Material provided:
(begin)
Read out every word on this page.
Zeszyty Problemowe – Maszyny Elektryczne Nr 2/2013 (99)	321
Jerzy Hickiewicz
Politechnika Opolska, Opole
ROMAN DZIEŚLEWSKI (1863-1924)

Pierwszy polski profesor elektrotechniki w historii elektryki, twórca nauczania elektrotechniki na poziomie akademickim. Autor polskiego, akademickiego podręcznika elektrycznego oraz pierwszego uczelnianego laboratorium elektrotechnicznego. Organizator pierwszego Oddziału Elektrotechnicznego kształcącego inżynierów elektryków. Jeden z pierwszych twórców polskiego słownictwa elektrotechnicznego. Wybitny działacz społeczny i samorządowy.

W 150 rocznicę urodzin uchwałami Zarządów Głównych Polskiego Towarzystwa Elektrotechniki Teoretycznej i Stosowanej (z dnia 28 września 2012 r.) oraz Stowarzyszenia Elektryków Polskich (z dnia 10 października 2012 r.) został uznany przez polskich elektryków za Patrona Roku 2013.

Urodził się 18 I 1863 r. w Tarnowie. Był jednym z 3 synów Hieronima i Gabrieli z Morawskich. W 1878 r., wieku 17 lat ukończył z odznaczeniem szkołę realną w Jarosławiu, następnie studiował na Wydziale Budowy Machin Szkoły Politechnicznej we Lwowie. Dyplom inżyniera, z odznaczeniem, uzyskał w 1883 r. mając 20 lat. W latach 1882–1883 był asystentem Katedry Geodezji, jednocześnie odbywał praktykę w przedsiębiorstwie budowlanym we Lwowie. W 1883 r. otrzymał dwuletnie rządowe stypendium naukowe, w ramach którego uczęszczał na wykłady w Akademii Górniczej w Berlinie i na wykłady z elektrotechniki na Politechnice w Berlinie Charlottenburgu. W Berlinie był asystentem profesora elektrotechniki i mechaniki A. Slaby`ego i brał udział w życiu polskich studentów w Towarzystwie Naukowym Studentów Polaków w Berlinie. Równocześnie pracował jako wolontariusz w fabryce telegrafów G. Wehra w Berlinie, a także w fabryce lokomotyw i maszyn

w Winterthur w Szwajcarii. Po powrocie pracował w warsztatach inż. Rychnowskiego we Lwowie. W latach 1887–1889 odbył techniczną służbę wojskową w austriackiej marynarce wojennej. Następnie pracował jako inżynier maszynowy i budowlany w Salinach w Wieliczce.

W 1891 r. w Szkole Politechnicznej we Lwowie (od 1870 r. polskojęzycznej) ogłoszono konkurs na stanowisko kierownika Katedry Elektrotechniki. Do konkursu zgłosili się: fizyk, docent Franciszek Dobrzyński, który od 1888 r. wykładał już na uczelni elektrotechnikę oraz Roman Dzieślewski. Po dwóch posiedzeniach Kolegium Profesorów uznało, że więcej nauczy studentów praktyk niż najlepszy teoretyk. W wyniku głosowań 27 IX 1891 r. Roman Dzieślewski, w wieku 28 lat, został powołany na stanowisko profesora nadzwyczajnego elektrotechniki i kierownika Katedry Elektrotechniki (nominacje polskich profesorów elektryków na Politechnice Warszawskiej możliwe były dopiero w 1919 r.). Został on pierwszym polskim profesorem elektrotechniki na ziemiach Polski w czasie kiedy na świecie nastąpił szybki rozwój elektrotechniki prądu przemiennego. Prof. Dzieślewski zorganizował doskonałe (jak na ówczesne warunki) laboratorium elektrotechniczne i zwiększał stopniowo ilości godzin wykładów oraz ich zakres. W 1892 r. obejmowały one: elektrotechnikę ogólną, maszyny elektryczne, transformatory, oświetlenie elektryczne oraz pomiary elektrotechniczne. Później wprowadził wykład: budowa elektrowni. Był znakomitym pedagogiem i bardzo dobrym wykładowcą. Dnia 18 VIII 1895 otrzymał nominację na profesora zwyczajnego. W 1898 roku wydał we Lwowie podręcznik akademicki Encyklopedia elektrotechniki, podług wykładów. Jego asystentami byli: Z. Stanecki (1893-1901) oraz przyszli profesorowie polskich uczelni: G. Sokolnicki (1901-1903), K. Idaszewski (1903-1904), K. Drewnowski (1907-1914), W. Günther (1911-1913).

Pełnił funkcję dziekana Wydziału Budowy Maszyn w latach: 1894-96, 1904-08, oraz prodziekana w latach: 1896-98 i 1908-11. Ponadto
(end)
Written instruction:
Reproduce the full set of records precisely.

Task response:
Read out every word on this page.
Zeszyty Problemowe – Maszyny Elektryczne Nr 2/2013 (99)	321
Jerzy Hickiewicz
Politechnika Opolska, Opole
ROMAN DZIEŚLEWSKI (1863-1924)

Pierwszy polski profesor elektrotechniki w historii elektryki, twórca nauczania elektrotechniki na poziomie akademickim. Autor polskiego, akademickiego podręcznika elektrycznego oraz pierwszego uczelnianego laboratorium elektrotechnicznego. Organizator pierwszego Oddziału Elektrotechnicznego kształcącego inżynierów elektryków. Jeden z pierwszych twórców polskiego słownictwa elektrotechnicznego. Wybitny działacz społeczny i samorządowy.

W 150 rocznicę urodzin uchwałami Zarządów Głównych Polskiego Towarzystwa Elektrotechniki Teoretycznej i Stosowanej (z dnia 28 września 2012 r.) oraz Stowarzyszenia Elektryków Polskich (z dnia 10 października 2012 r.) został uznany przez polskich elektryków za Patrona Roku 2013.

Urodził się 18 I 1863 r. w Tarnowie. Był jednym z 3 synów Hieronima i Gabrieli z Morawskich. W 1878 r., wieku 17 lat ukończył z odznaczeniem szkołę realną w Jarosławiu, następnie studiował na Wydziale Budowy Machin Szkoły Politechnicznej we Lwowie. Dyplom inżyniera, z odznaczeniem, uzyskał w 1883 r. mając 20 lat. W latach 1882–1883 był asystentem Katedry Geodezji, jednocześnie odbywał praktykę w przedsiębiorstwie budowlanym we Lwowie. W 1883 r. otrzymał dwuletnie rządowe stypendium naukowe, w ramach którego uczęszczał na wykłady w Akademii Górniczej w Berlinie i na wykłady z elektrotechniki na Politechnice w Berlinie Charlottenburgu. W Berlinie był asystentem profesora elektrotechniki i mechaniki A. Slaby`ego i brał udział w życiu polskich studentów w Towarzystwie Naukowym Studentów Polaków w Berlinie. Równocześnie pracował jako wolontariusz w fabryce telegrafów G. Wehra w Berlinie, a także w fabryce lokomotyw i maszyn

w Winterthur w Szwajcarii. Po powrocie pracował w warsztatach inż. Rychnowskiego we Lwowie. W latach 1887–1889 odbył techniczną służbę wojskową w austriackiej marynarce wojennej. Następnie pracował jako inżynier maszynowy i budowlany w Salinach w Wieliczce.

W 1891 r. w Szkole Politechnicznej we Lwowie (od 1870 r. polskojęzycznej) ogłoszono konkurs na stanowisko kierownika Katedry Elektrotechniki. Do konkursu zgłosili się: fizyk, docent Franciszek Dobrzyński, który od 1888 r. wykładał już na uczelni elektrotechnikę oraz Roman Dzieślewski. Po dwóch posiedzeniach Kolegium Profesorów uznało, że więcej nauczy studentów praktyk niż najlepszy teoretyk. W wyniku głosowań 27 IX 1891 r. Roman Dzieślewski, w wieku 28 lat, został powołany na stanowisko profesora nadzwyczajnego elektrotechniki i kierownika Katedry Elektrotechniki (nominacje polskich profesorów elektryków na Politechnice Warszawskiej możliwe były dopiero w 1919 r.). Został on pierwszym polskim profesorem elektrotechniki na ziemiach Polski w czasie kiedy na świecie nastąpił szybki rozwój elektrotechniki prądu przemiennego. Prof. Dzieślewski zorganizował doskonałe (jak na ówczesne warunki) laboratorium elektrotechniczne i zwiększał stopniowo ilości godzin wykładów oraz ich zakres. W 1892 r. obejmowały one: elektrotechnikę ogólną, maszyny elektryczne, transformatory, oświetlenie elektryczne oraz pomiary elektrotechniczne. Później wprowadził wykład: budowa elektrowni. Był znakomitym pedagogiem i bardzo dobrym wykładowcą. Dnia 18 VIII 1895 otrzymał nominację na profesora zwyczajnego. W 1898 roku wydał we Lwowie podręcznik akademicki Encyklopedia elektrotechniki, podług wykładów. Jego asystentami byli: Z. Stanecki (1893-1901) oraz przyszli profesorowie polskich uczelni: G. Sokolnicki (1901-1903), K. Idaszewski (1903-1904), K. Drewnowski (1907-1914), W. Günther (1911-1913).

Pełnił funkcję dziekana Wydziału Budowy Maszyn w latach: 1894-96, 1904-08, oraz prodziekana w latach: 1896-98 i 1908-11. Ponadto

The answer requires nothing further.